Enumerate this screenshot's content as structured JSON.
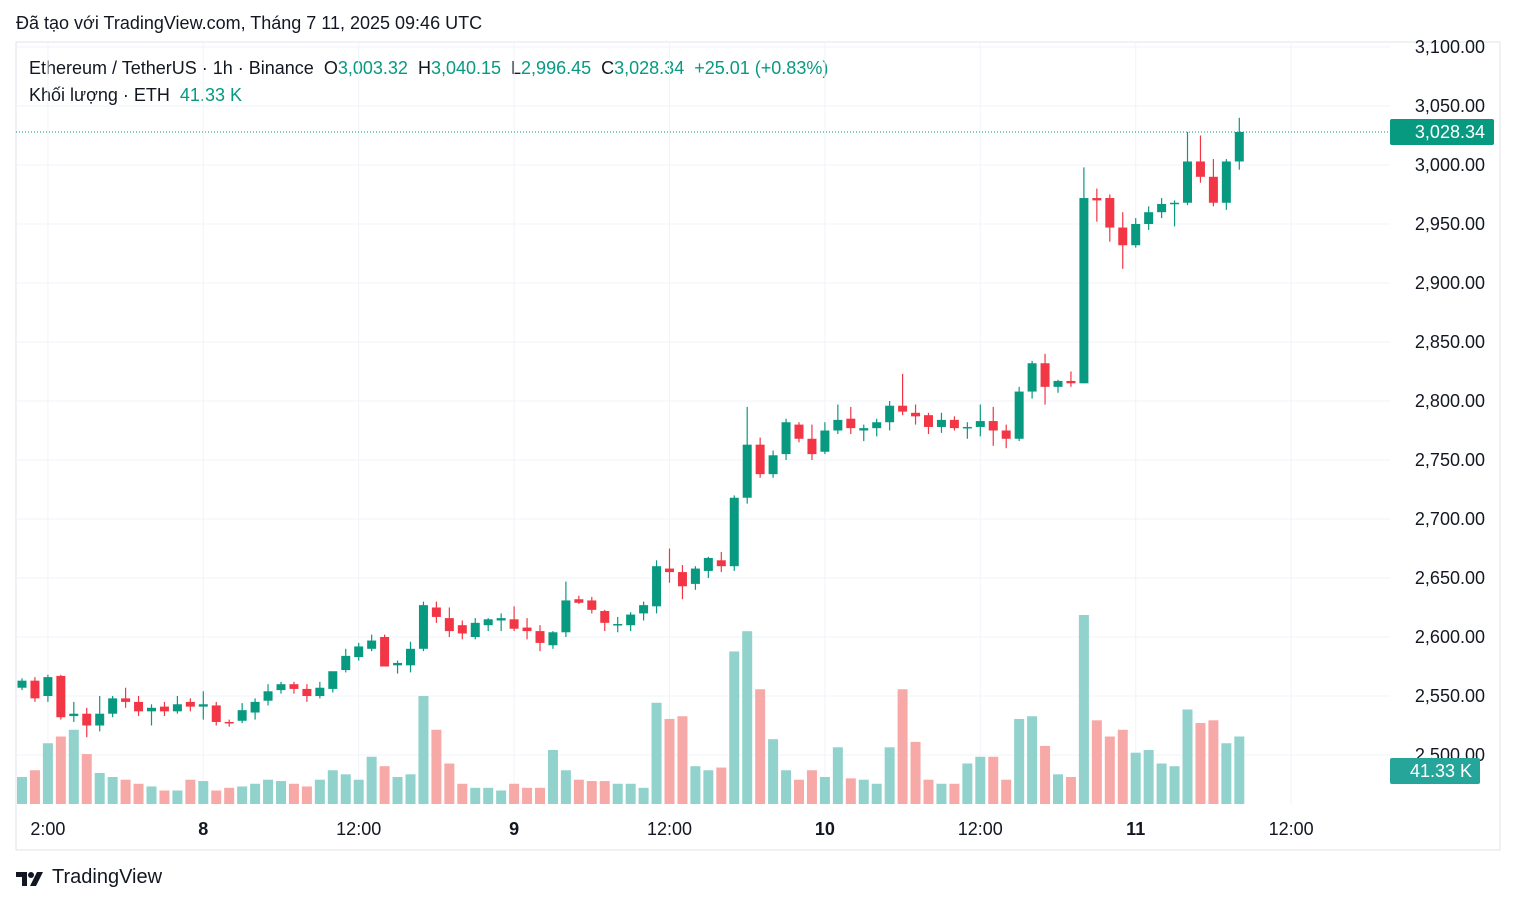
{
  "header": {
    "topline": "Đã tạo với TradingView.com, Tháng 7 11, 2025 09:46 UTC",
    "symbol": "Ethereum / TetherUS · 1h · Binance",
    "o_label": "O",
    "o_value": "3,003.32",
    "h_label": "H",
    "h_value": "3,040.15",
    "l_label": "L",
    "l_value": "2,996.45",
    "c_label": "C",
    "c_value": "3,028.34",
    "change": "+25.01 (+0.83%)",
    "volume_label": "Khối lượng · ETH",
    "volume_value": "41.33 K"
  },
  "footer": {
    "brand": "TradingView"
  },
  "colors": {
    "up": "#089981",
    "down": "#f23645",
    "vol_up": "#92d2cc",
    "vol_down": "#f7a9a7",
    "grid": "#f0f3fa"
  },
  "chart_data": {
    "type": "candlestick",
    "title": "Ethereum / TetherUS · 1h · Binance",
    "last_price_label": "3,028.34",
    "last_volume_label": "41.33 K",
    "ylim": [
      2460,
      3110
    ],
    "y_ticks": [
      "3,100.00",
      "3,050.00",
      "3,000.00",
      "2,950.00",
      "2,900.00",
      "2,850.00",
      "2,800.00",
      "2,750.00",
      "2,700.00",
      "2,650.00",
      "2,600.00",
      "2,550.00",
      "2,500.00"
    ],
    "y_tick_values": [
      3100,
      3050,
      3000,
      2950,
      2900,
      2850,
      2800,
      2750,
      2700,
      2650,
      2600,
      2550,
      2500
    ],
    "x_ticks": [
      {
        "label": "2:00",
        "bold": false,
        "index": 2
      },
      {
        "label": "8",
        "bold": true,
        "index": 14
      },
      {
        "label": "12:00",
        "bold": false,
        "index": 26
      },
      {
        "label": "9",
        "bold": true,
        "index": 38
      },
      {
        "label": "12:00",
        "bold": false,
        "index": 50
      },
      {
        "label": "10",
        "bold": true,
        "index": 62
      },
      {
        "label": "12:00",
        "bold": false,
        "index": 74
      },
      {
        "label": "11",
        "bold": true,
        "index": 86
      },
      {
        "label": "12:00",
        "bold": false,
        "index": 98
      }
    ],
    "candles": [
      [
        2557,
        2565,
        2555,
        2563,
        20
      ],
      [
        2563,
        2566,
        2545,
        2548,
        25
      ],
      [
        2550,
        2568,
        2545,
        2566,
        45
      ],
      [
        2567,
        2568,
        2530,
        2532,
        50
      ],
      [
        2533,
        2545,
        2528,
        2535,
        55
      ],
      [
        2535,
        2540,
        2515,
        2525,
        37
      ],
      [
        2525,
        2550,
        2520,
        2535,
        23
      ],
      [
        2535,
        2550,
        2532,
        2548,
        20
      ],
      [
        2548,
        2557,
        2540,
        2545,
        18
      ],
      [
        2545,
        2550,
        2533,
        2537,
        15
      ],
      [
        2537,
        2543,
        2525,
        2540,
        13
      ],
      [
        2541,
        2545,
        2533,
        2537,
        10
      ],
      [
        2537,
        2550,
        2535,
        2543,
        10
      ],
      [
        2545,
        2548,
        2537,
        2541,
        18
      ],
      [
        2541,
        2554,
        2530,
        2543,
        17
      ],
      [
        2542,
        2545,
        2525,
        2528,
        10
      ],
      [
        2528,
        2530,
        2524,
        2527,
        12
      ],
      [
        2529,
        2544,
        2527,
        2538,
        13
      ],
      [
        2536,
        2548,
        2530,
        2545,
        15
      ],
      [
        2546,
        2560,
        2542,
        2554,
        18
      ],
      [
        2555,
        2562,
        2552,
        2560,
        17
      ],
      [
        2560,
        2562,
        2552,
        2556,
        15
      ],
      [
        2556,
        2560,
        2545,
        2550,
        13
      ],
      [
        2550,
        2562,
        2548,
        2557,
        18
      ],
      [
        2556,
        2570,
        2553,
        2571,
        25
      ],
      [
        2572,
        2590,
        2570,
        2584,
        22
      ],
      [
        2583,
        2595,
        2580,
        2592,
        18
      ],
      [
        2590,
        2602,
        2588,
        2597,
        35
      ],
      [
        2600,
        2602,
        2575,
        2575,
        28
      ],
      [
        2576,
        2580,
        2569,
        2578,
        20
      ],
      [
        2576,
        2596,
        2570,
        2590,
        22
      ],
      [
        2590,
        2630,
        2588,
        2627,
        80
      ],
      [
        2625,
        2630,
        2612,
        2617,
        55
      ],
      [
        2616,
        2625,
        2600,
        2605,
        30
      ],
      [
        2610,
        2614,
        2598,
        2603,
        15
      ],
      [
        2600,
        2616,
        2598,
        2612,
        12
      ],
      [
        2610,
        2616,
        2605,
        2615,
        12
      ],
      [
        2614,
        2620,
        2605,
        2616,
        10
      ],
      [
        2615,
        2626,
        2605,
        2607,
        15
      ],
      [
        2608,
        2616,
        2598,
        2605,
        12
      ],
      [
        2605,
        2610,
        2588,
        2595,
        12
      ],
      [
        2593,
        2605,
        2590,
        2604,
        40
      ],
      [
        2604,
        2647,
        2600,
        2631,
        25
      ],
      [
        2632,
        2635,
        2628,
        2629,
        18
      ],
      [
        2631,
        2634,
        2620,
        2623,
        17
      ],
      [
        2622,
        2623,
        2605,
        2612,
        17
      ],
      [
        2610,
        2617,
        2604,
        2611,
        15
      ],
      [
        2610,
        2621,
        2605,
        2619,
        15
      ],
      [
        2620,
        2630,
        2614,
        2627,
        12
      ],
      [
        2626,
        2665,
        2620,
        2660,
        75
      ],
      [
        2658,
        2675,
        2646,
        2655,
        63
      ],
      [
        2655,
        2661,
        2632,
        2643,
        65
      ],
      [
        2645,
        2660,
        2640,
        2658,
        28
      ],
      [
        2656,
        2668,
        2650,
        2667,
        25
      ],
      [
        2665,
        2672,
        2655,
        2660,
        27
      ],
      [
        2660,
        2720,
        2656,
        2718,
        113
      ],
      [
        2718,
        2795,
        2713,
        2763,
        128
      ],
      [
        2763,
        2769,
        2735,
        2738,
        85
      ],
      [
        2738,
        2758,
        2735,
        2754,
        48
      ],
      [
        2755,
        2785,
        2750,
        2782,
        25
      ],
      [
        2780,
        2782,
        2765,
        2768,
        18
      ],
      [
        2768,
        2780,
        2750,
        2755,
        25
      ],
      [
        2757,
        2782,
        2755,
        2775,
        20
      ],
      [
        2775,
        2797,
        2772,
        2784,
        42
      ],
      [
        2785,
        2795,
        2772,
        2777,
        19
      ],
      [
        2775,
        2780,
        2766,
        2777,
        18
      ],
      [
        2777,
        2785,
        2770,
        2782,
        15
      ],
      [
        2782,
        2800,
        2775,
        2796,
        42
      ],
      [
        2796,
        2823,
        2788,
        2791,
        85
      ],
      [
        2790,
        2797,
        2780,
        2787,
        46
      ],
      [
        2788,
        2790,
        2772,
        2778,
        18
      ],
      [
        2778,
        2790,
        2773,
        2784,
        15
      ],
      [
        2784,
        2787,
        2775,
        2777,
        15
      ],
      [
        2777,
        2782,
        2768,
        2778,
        30
      ],
      [
        2778,
        2797,
        2770,
        2783,
        35
      ],
      [
        2783,
        2795,
        2762,
        2775,
        35
      ],
      [
        2775,
        2780,
        2760,
        2768,
        18
      ],
      [
        2768,
        2812,
        2766,
        2808,
        63
      ],
      [
        2808,
        2834,
        2802,
        2832,
        65
      ],
      [
        2832,
        2840,
        2797,
        2812,
        43
      ],
      [
        2812,
        2818,
        2807,
        2817,
        22
      ],
      [
        2817,
        2825,
        2812,
        2815,
        20
      ],
      [
        2815,
        2998,
        2815,
        2972,
        140
      ],
      [
        2972,
        2980,
        2952,
        2970,
        62
      ],
      [
        2972,
        2975,
        2935,
        2947,
        50
      ],
      [
        2947,
        2960,
        2912,
        2932,
        55
      ],
      [
        2932,
        2955,
        2930,
        2950,
        38
      ],
      [
        2950,
        2965,
        2945,
        2960,
        40
      ],
      [
        2960,
        2972,
        2955,
        2967,
        30
      ],
      [
        2968,
        2970,
        2948,
        2968,
        28
      ],
      [
        2968,
        3028,
        2966,
        3003,
        70
      ],
      [
        3003,
        3025,
        2985,
        2990,
        60
      ],
      [
        2990,
        3005,
        2965,
        2968,
        62
      ],
      [
        2968,
        3005,
        2962,
        3003,
        45
      ],
      [
        3003,
        3040,
        2996,
        3028,
        50
      ]
    ]
  }
}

• • •

Your instructions - Copy down every line of the entries containing the word "index".

Response to the task -
        "index": 2
        "index": 14
        "index": 26
        "index": 38
        "index": 50
        "index": 62
        "index": 74
        "index": 86
        "index": 98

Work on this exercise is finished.